* Start *

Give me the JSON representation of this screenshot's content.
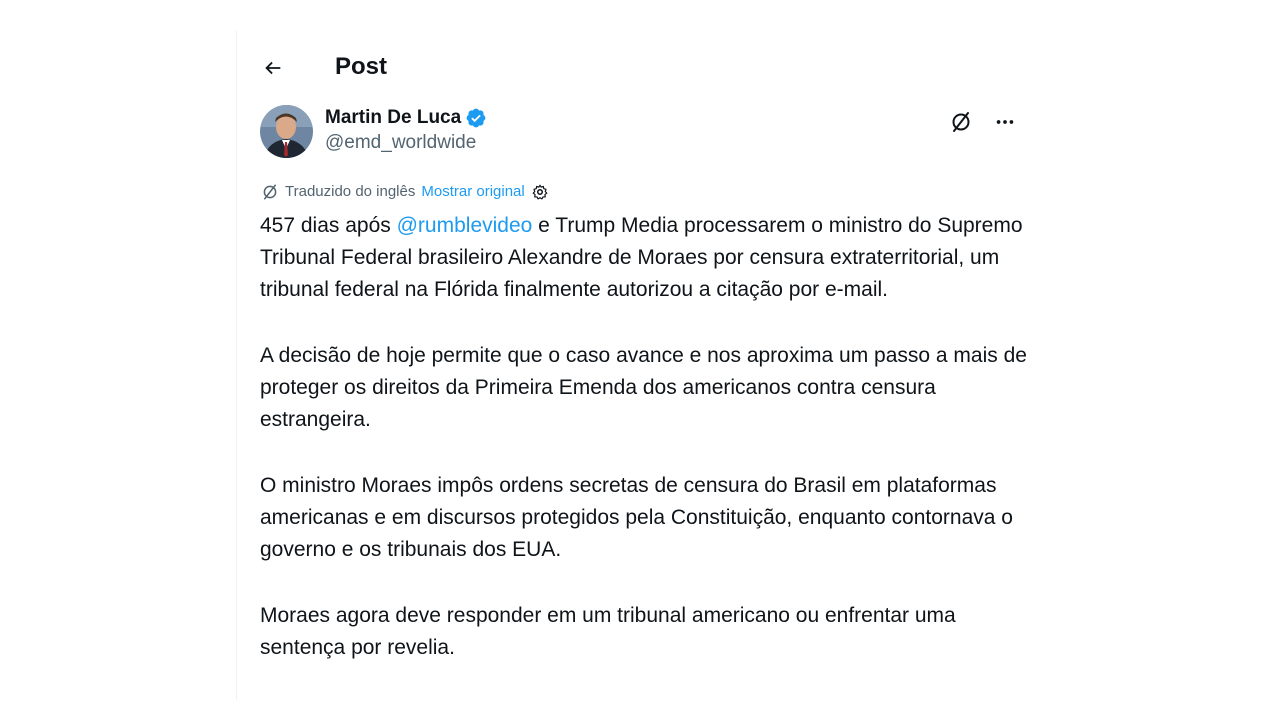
{
  "header": {
    "title": "Post"
  },
  "author": {
    "name": "Martin De Luca",
    "handle": "@emd_worldwide",
    "verified": true,
    "verified_color": "#1d9bf0"
  },
  "translation": {
    "note": "Traduzido do inglês",
    "show_original": "Mostrar original"
  },
  "post": {
    "p1": {
      "before": "457 dias após ",
      "mention": "@rumblevideo",
      "after": " e Trump Media processarem o ministro do Supremo Tribunal Federal brasileiro Alexandre de Moraes por censura extraterritorial, um tribunal federal na Flórida finalmente autorizou a citação por e-mail."
    },
    "p2": "A decisão de hoje permite que o caso avance e nos aproxima um passo a mais de proteger os direitos da Primeira Emenda dos americanos contra censura estrangeira.",
    "p3": "O ministro Moraes impôs ordens secretas de censura do Brasil em plataformas americanas e em discursos protegidos pela Constituição, enquanto contornava o governo e os tribunais dos EUA.",
    "p4": "Moraes agora deve responder em um tribunal americano ou enfrentar uma sentença por revelia."
  },
  "icons": {
    "back": "arrow-left-icon",
    "verified": "verified-badge-icon",
    "translate": "translate-icon",
    "more": "more-icon",
    "settings": "gear-icon"
  },
  "colors": {
    "text": "#0f1419",
    "secondary": "#536471",
    "link": "#1d9bf0"
  }
}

* End *

[Task description]
Give back all entries exactly. No pictures belong in the copy.

[Response]
Give me the JSON representation of this screenshot's content.
{
  "header": {
    "title": "Post"
  },
  "author": {
    "name": "Martin De Luca",
    "handle": "@emd_worldwide",
    "verified": true,
    "verified_color": "#1d9bf0"
  },
  "translation": {
    "note": "Traduzido do inglês",
    "show_original": "Mostrar original"
  },
  "post": {
    "p1": {
      "before": "457 dias após ",
      "mention": "@rumblevideo",
      "after": " e Trump Media processarem o ministro do Supremo Tribunal Federal brasileiro Alexandre de Moraes por censura extraterritorial, um tribunal federal na Flórida finalmente autorizou a citação por e-mail."
    },
    "p2": "A decisão de hoje permite que o caso avance e nos aproxima um passo a mais de proteger os direitos da Primeira Emenda dos americanos contra censura estrangeira.",
    "p3": "O ministro Moraes impôs ordens secretas de censura do Brasil em plataformas americanas e em discursos protegidos pela Constituição, enquanto contornava o governo e os tribunais dos EUA.",
    "p4": "Moraes agora deve responder em um tribunal americano ou enfrentar uma sentença por revelia."
  },
  "icons": {
    "back": "arrow-left-icon",
    "verified": "verified-badge-icon",
    "translate": "translate-icon",
    "more": "more-icon",
    "settings": "gear-icon"
  },
  "colors": {
    "text": "#0f1419",
    "secondary": "#536471",
    "link": "#1d9bf0"
  }
}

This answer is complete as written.